■ Brief ■
Select, from the material below, each line with "controlled" in it.

Rows from a dataset:
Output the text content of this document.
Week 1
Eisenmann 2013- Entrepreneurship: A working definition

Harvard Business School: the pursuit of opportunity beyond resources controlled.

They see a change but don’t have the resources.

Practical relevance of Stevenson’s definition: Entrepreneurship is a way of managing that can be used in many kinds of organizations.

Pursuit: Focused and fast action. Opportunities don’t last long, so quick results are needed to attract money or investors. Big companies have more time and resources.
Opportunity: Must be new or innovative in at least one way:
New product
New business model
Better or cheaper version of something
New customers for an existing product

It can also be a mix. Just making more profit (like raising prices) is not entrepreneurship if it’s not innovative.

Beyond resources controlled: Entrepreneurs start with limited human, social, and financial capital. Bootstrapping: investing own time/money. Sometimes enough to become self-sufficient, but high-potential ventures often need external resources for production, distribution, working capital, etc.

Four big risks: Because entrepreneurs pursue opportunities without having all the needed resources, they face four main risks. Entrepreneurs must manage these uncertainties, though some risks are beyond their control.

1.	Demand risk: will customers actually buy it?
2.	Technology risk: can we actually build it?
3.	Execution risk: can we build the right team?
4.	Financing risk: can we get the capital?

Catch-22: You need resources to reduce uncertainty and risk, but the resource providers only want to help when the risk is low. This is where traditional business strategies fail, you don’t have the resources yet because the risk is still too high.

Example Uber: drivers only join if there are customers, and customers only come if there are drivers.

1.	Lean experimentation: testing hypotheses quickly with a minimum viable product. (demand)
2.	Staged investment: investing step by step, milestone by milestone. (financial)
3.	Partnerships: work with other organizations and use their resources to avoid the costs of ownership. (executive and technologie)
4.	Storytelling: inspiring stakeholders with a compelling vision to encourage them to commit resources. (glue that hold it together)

■ Response ■
Harvard Business School: the pursuit of opportunity beyond resources controlled.
Beyond resources controlled: Entrepreneurs start with limited human, social, and financial capital. Bootstrapping: investing own time/money. Sometimes enough to become self-sufficient, but high-potential ventures often need external resources for production, distribution, working capital, etc.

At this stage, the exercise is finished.